Records —
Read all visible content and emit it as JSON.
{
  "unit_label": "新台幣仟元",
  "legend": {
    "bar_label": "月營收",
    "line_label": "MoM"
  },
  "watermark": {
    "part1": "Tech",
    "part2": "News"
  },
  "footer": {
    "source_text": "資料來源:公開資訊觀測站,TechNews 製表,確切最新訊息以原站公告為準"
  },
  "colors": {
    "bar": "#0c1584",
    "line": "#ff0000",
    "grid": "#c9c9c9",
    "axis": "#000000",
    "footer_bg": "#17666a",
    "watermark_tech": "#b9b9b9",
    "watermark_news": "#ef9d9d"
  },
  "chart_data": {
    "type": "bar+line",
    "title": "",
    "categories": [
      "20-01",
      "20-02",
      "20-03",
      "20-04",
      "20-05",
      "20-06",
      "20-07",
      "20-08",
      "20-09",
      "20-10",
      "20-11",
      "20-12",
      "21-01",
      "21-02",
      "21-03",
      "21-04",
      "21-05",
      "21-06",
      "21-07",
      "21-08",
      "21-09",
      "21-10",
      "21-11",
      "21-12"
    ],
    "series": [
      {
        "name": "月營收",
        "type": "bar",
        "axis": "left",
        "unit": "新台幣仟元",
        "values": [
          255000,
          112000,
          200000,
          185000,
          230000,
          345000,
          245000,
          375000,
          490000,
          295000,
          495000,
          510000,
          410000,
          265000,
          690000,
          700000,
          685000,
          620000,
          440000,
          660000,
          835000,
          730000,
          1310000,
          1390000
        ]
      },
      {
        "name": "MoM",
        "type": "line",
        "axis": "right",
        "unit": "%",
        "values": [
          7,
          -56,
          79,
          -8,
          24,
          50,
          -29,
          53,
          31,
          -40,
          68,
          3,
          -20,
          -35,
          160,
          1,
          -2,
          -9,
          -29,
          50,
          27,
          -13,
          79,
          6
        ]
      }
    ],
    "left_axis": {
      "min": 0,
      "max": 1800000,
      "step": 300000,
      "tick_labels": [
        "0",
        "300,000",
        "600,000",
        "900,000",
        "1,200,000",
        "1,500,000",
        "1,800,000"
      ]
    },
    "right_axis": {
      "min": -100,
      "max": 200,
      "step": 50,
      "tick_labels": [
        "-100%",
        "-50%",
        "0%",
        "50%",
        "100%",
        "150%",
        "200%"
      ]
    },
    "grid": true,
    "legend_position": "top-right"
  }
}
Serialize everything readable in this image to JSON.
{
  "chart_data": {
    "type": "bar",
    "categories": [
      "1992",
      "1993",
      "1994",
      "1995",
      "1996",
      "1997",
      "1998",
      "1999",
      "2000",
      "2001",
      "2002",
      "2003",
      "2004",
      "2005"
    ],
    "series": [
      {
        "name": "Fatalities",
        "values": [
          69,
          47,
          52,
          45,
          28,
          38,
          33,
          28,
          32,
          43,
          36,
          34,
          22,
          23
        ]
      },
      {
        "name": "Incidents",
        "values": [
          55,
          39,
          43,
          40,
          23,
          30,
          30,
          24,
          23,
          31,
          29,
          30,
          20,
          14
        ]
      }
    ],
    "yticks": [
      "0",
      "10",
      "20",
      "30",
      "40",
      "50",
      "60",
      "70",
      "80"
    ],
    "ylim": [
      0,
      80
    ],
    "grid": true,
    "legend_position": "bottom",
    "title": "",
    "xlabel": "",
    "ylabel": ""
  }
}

The exercise —
Your task is to repeat every line exactly.

Task output —
Read all visible content and emit it as JSON.
{
  "unit_label": "新台幣仟元",
  "legend": {
    "bar_label": "月營收",
    "line_label": "MoM"
  },
  "watermark": {
    "part1": "Tech",
    "part2": "News"
  },
  "footer": {
    "source_text": "資料來源:公開資訊觀測站,TechNews 製表,確切最新訊息以原站公告為準"
  },
  "colors": {
    "bar": "#0c1584",
    "line": "#ff0000",
    "grid": "#c9c9c9",
    "axis": "#000000",
    "footer_bg": "#17666a",
    "watermark_tech": "#b9b9b9",
    "watermark_news": "#ef9d9d"
  },
  "chart_data": {
    "type": "bar+line",
    "title": "",
    "categories": [
      "20-01",
      "20-02",
      "20-03",
      "20-04",
      "20-05",
      "20-06",
      "20-07",
      "20-08",
      "20-09",
      "20-10",
      "20-11",
      "20-12",
      "21-01",
      "21-02",
      "21-03",
      "21-04",
      "21-05",
      "21-06",
      "21-07",
      "21-08",
      "21-09",
      "21-10",
      "21-11",
      "21-12"
    ],
    "series": [
      {
        "name": "月營收",
        "type": "bar",
        "axis": "left",
        "unit": "新台幣仟元",
        "values": [
          255000,
          112000,
          200000,
          185000,
          230000,
          345000,
          245000,
          375000,
          490000,
          295000,
          495000,
          510000,
          410000,
          265000,
          690000,
          700000,
          685000,
          620000,
          440000,
          660000,
          835000,
          730000,
          1310000,
          1390000
        ]
      },
      {
        "name": "MoM",
        "type": "line",
        "axis": "right",
        "unit": "%",
        "values": [
          7,
          -56,
          79,
          -8,
          24,
          50,
          -29,
          53,
          31,
          -40,
          68,
          3,
          -20,
          -35,
          160,
          1,
          -2,
          -9,
          -29,
          50,
          27,
          -13,
          79,
          6
        ]
      }
    ],
    "left_axis": {
      "min": 0,
      "max": 1800000,
      "step": 300000,
      "tick_labels": [
        "0",
        "300,000",
        "600,000",
        "900,000",
        "1,200,000",
        "1,500,000",
        "1,800,000"
      ]
    },
    "right_axis": {
      "min": -100,
      "max": 200,
      "step": 50,
      "tick_labels": [
        "-100%",
        "-50%",
        "0%",
        "50%",
        "100%",
        "150%",
        "200%"
      ]
    },
    "grid": true,
    "legend_position": "top-right"
  }
}
Serialize everything readable in this image to JSON.
{
  "chart_data": {
    "type": "bar",
    "categories": [
      "1992",
      "1993",
      "1994",
      "1995",
      "1996",
      "1997",
      "1998",
      "1999",
      "2000",
      "2001",
      "2002",
      "2003",
      "2004",
      "2005"
    ],
    "series": [
      {
        "name": "Fatalities",
        "values": [
          69,
          47,
          52,
          45,
          28,
          38,
          33,
          28,
          32,
          43,
          36,
          34,
          22,
          23
        ]
      },
      {
        "name": "Incidents",
        "values": [
          55,
          39,
          43,
          40,
          23,
          30,
          30,
          24,
          23,
          31,
          29,
          30,
          20,
          14
        ]
      }
    ],
    "yticks": [
      "0",
      "10",
      "20",
      "30",
      "40",
      "50",
      "60",
      "70",
      "80"
    ],
    "ylim": [
      0,
      80
    ],
    "grid": true,
    "legend_position": "bottom",
    "title": "",
    "xlabel": "",
    "ylabel": ""
  }
}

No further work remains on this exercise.